The exercise asks you to copy every line below in which "Average" appears.

--- start SUPPLIED DATA ---

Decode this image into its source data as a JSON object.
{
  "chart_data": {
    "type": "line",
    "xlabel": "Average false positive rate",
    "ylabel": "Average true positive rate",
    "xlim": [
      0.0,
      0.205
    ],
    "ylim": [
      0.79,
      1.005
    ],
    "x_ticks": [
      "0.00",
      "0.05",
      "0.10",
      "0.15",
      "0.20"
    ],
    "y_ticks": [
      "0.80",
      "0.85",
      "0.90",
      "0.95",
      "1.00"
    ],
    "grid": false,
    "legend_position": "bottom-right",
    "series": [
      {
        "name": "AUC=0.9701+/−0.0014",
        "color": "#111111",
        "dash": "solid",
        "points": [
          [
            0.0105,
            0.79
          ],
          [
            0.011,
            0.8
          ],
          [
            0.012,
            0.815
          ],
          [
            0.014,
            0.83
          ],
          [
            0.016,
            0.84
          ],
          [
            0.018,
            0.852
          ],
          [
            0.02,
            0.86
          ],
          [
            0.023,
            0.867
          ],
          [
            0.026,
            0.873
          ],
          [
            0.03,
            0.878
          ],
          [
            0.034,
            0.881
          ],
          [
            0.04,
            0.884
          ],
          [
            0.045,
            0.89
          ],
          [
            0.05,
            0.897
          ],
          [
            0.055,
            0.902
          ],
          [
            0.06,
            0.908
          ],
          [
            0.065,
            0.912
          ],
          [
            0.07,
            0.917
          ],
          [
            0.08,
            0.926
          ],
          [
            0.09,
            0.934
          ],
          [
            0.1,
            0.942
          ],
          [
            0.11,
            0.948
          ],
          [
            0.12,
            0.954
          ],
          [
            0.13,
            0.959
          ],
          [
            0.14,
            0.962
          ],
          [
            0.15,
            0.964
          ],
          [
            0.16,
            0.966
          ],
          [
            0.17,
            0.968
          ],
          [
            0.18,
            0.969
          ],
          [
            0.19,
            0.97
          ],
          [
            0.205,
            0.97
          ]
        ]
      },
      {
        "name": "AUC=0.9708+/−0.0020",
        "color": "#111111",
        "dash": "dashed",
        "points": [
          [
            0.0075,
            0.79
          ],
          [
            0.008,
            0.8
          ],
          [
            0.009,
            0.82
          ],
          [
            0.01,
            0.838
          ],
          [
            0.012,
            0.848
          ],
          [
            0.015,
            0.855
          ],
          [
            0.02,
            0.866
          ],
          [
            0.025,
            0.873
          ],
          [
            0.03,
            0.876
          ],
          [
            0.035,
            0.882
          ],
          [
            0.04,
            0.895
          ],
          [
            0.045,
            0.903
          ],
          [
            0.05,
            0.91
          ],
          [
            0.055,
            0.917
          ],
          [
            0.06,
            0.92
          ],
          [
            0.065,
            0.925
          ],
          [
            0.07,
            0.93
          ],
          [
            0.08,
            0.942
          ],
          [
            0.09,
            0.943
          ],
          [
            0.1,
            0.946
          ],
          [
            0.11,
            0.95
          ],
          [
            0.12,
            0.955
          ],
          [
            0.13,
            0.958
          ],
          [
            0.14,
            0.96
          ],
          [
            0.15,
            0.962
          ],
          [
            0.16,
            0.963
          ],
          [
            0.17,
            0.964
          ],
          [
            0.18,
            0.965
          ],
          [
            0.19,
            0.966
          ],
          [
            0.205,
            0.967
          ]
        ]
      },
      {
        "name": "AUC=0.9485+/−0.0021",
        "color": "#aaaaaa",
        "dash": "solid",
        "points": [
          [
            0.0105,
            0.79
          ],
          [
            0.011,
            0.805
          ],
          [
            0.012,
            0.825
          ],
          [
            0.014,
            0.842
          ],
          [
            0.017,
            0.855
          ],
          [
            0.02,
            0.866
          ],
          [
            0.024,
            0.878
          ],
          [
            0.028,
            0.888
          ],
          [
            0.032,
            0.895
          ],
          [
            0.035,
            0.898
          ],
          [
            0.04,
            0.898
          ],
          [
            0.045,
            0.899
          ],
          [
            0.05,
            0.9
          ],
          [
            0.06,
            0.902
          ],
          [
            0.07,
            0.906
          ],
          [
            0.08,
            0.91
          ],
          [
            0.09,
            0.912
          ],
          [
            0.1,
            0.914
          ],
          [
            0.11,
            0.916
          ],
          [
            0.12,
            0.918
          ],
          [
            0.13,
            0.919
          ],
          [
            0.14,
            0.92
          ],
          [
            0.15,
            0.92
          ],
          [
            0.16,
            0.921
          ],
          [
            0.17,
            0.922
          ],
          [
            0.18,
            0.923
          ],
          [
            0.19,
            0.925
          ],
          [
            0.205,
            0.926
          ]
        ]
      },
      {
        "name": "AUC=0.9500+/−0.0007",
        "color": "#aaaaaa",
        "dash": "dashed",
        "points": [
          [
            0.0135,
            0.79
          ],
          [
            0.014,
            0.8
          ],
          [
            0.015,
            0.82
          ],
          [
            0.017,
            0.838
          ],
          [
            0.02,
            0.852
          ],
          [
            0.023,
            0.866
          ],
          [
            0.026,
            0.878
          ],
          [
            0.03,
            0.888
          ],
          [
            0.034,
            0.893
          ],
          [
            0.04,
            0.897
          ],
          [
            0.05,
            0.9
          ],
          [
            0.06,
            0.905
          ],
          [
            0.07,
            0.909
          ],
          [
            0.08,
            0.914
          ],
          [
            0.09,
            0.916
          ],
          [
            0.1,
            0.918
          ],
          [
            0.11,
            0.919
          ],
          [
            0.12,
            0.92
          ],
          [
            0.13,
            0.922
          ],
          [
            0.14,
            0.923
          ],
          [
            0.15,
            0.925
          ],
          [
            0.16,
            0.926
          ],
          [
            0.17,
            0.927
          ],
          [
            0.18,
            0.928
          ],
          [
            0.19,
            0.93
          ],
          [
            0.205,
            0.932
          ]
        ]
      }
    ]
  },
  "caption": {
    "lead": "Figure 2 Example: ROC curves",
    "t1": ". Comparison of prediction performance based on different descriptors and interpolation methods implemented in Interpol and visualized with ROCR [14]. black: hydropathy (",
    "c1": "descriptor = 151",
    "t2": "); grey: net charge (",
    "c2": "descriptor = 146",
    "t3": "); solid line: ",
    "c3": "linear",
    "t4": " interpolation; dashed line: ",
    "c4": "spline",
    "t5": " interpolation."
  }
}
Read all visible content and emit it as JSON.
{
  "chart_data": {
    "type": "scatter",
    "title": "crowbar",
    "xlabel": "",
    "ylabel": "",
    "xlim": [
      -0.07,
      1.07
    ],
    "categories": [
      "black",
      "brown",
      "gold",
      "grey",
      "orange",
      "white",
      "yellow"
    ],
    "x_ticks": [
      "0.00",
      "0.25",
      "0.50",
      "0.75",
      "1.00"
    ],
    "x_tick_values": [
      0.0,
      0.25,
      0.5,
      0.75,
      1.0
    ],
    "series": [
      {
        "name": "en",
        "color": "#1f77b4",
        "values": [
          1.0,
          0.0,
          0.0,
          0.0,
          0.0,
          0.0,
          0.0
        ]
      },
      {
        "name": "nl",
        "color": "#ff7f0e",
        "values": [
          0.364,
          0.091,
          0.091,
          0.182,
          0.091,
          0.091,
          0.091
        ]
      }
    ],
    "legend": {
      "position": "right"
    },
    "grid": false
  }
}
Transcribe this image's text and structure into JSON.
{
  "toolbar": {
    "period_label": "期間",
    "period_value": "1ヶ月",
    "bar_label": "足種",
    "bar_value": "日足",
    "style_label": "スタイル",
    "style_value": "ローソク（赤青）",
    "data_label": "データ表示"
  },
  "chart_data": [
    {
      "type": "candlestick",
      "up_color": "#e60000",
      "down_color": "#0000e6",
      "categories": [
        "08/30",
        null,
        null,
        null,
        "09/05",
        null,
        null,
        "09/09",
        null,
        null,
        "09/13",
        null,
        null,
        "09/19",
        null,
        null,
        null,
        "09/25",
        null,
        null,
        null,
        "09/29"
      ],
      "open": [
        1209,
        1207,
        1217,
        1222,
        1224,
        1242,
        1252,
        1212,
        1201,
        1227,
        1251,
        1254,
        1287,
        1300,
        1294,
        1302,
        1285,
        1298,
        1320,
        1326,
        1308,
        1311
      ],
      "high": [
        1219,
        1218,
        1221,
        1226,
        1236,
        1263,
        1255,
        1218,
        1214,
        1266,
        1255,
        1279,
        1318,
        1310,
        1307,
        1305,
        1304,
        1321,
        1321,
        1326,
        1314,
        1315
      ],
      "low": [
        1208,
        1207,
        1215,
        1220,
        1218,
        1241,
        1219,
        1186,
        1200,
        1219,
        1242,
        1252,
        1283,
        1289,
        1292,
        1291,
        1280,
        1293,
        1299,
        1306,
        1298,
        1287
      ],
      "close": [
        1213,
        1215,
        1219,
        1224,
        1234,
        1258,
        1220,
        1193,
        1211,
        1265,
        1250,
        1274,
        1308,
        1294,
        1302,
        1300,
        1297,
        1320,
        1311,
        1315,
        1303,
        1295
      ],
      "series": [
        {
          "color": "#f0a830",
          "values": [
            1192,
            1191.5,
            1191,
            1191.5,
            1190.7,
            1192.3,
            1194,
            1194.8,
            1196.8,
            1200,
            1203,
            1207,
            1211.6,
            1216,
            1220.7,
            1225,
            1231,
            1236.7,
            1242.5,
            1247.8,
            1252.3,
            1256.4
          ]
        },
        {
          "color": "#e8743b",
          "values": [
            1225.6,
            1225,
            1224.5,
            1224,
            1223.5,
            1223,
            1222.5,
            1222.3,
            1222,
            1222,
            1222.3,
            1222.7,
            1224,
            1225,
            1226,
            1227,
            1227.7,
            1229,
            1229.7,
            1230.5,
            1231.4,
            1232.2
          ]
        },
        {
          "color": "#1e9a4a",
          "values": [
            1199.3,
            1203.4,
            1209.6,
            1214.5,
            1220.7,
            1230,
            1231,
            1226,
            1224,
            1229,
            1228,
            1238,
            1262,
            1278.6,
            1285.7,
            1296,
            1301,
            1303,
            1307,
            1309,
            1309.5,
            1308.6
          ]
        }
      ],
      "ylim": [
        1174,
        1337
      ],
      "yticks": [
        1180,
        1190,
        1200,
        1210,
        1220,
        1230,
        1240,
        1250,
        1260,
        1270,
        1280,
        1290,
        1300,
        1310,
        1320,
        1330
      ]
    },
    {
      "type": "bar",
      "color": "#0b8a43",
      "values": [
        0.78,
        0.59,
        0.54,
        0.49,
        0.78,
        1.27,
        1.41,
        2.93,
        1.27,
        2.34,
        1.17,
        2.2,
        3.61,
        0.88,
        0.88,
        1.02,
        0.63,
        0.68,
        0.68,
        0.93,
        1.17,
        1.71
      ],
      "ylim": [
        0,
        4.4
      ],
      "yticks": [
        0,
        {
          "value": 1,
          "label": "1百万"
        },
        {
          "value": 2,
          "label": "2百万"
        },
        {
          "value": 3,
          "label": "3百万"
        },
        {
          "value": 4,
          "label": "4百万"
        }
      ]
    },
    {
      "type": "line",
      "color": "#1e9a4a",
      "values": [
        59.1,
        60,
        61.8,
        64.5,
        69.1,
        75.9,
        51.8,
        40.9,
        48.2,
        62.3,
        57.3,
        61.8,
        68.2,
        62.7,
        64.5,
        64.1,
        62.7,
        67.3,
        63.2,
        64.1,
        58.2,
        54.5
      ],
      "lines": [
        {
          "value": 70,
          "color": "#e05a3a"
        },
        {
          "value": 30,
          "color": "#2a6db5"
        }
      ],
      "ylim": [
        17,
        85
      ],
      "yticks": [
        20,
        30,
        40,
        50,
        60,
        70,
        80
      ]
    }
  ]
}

--- end SUPPLIED DATA ---

— IN RESPONSE —
    "xlabel": "Average false positive rate",
    "ylabel": "Average true positive rate",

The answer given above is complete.